> **INSTRUCTION**: Extend the market commentary on equities and AI leadership below, picking up right after its final sentence about businesses where AI may threaten future growth.

Equity markets have continued to move higher despite a more uncertain backdrop. Investors are weighing risks—including Middle East tensions, higher oil prices, firmer bond yields and policy uncertainty—but these are yet to derail the fundamentals that matter most: corporate earnings remain strong, spending by companies and consumers continues, and credit conditions remain supportive. In short, markets are not ignoring the risks, but they have not yet seen enough evidence that these are damaging the earnings outlook.

AI remains the dominant theme

The dominant market theme remains artificial intelligence (AI), but leadership within the theme is changing. In prior years, returns were heavily concentrated in Nvidia and large hyperscalers. Today, the AI ecosystem is becoming broader and more complex, creating new winners and losers across the value chain.

Investors are increasingly focused on where bottlenecks may emerge. Demand for memory, networking equipment, power generation, and semiconductor manufacturing equipment continues to accelerate. As a result, leadership has broadened beyond Nvidia and the hyperscalers toward companies such as AMD, Broadcom, Intel, and a range of infrastructure providers supporting the AI buildout. The market is becoming more selective, rewarding companies with visible demand, pricing power, and capacity constraints.

The chart below highlights the challenge of today’s market. Leadership remains highly concentrated in areas tied to AI, with Information Technology and Communication Services driving much of the return. But beneath the surface, performance is increasingly polarized. Semiconductors and semiconductor equipment have surged, while software and services have lagged. In Industrials, electrical equipment has benefited from AI-related power demand, while professional services have been weighed down by disruption concerns. The takeaway is that AI exposure alone is not enough. The market is rewarding companies tied to visible spending, capacity constraints and pricing power, while penalizing businesses where AI may threaten future growth.

> **INFORMATION SHOWN**:
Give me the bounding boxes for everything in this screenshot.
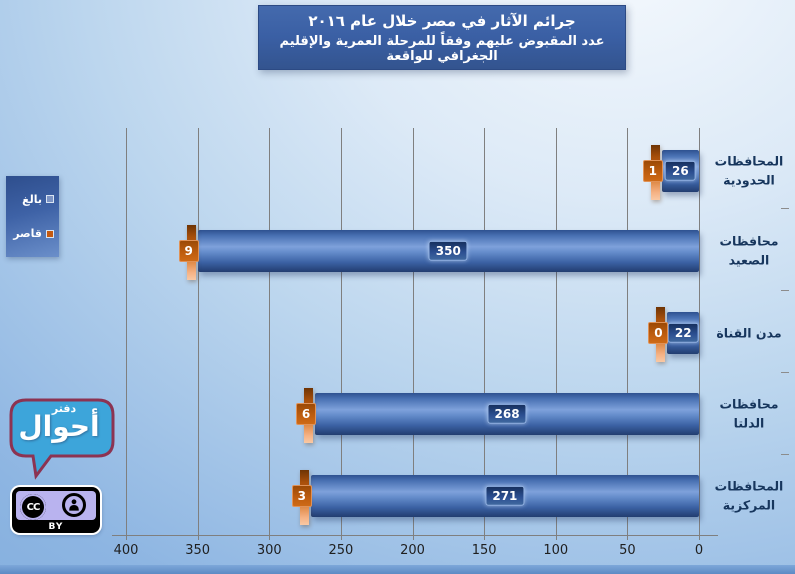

> **RESPONSE**:
Middle East conflict is the dominant risk

The most important macro risk remains the conflict in the Middle East and its impact on global oil supply. While oil prices have risen, they have not yet fully reflected what has become one of the largest supply disruptions in history. We are now roughly three months into the disruption—an important threshold, because temporary shocks can begin to have more lasting economic consequences if they persist.

The longer supply remains constrained, the greater the risk that higher energy costs feed through to inflation and ultimately slow economic growth. To date, markets have largely looked through these risks because the effects have not yet been material. However, with no clear end in sight, the likelihood is rising that higher oil prices will begin to weigh on both consumers and businesses.

Navigating this market

We continue to view AI as the dominant investment theme, but our implementation has evolved in our global fundamental equity portfolio. In prior years, portfolio positioning was concentrated around a small group of perceived winners. As leadership broadens, we are taking a more balanced approach.

We have reduced overweight positions in hyperscalers and expanded exposure across the broader AI infrastructure ecosystem, including semiconductors, memory, networking, power generation, and other beneficiaries of data centre investment. The objective is to participate in the continued growth of AI while reducing reliance on a narrow group of companies.

We remain underweight software and professional services. The market continues to price significant disruption risk into these sectors as AI capabilities improve. However, we do not view this as a permanent avoidance. Many software businesses possess valuable proprietary data, strong customer relationships, and attractive economics. If valuations continue to adjust, we see the potential for compelling long-term opportunities.

Bottom line

Markets continue to move higher because earnings remain stronger than the risks facing investors. The key debate is where the next phase of AI value creation will emerge.

We believe the opportunity set is becoming broader, extending beyond the Magnificent 7 into the infrastructure required to support AI adoption. At the same time, we remain mindful of growing macro risks, particularly around oil prices and economic growth. For investors, maintaining exposure to the AI opportunity while remaining diversified across the broader ecosystem is becoming increasingly important.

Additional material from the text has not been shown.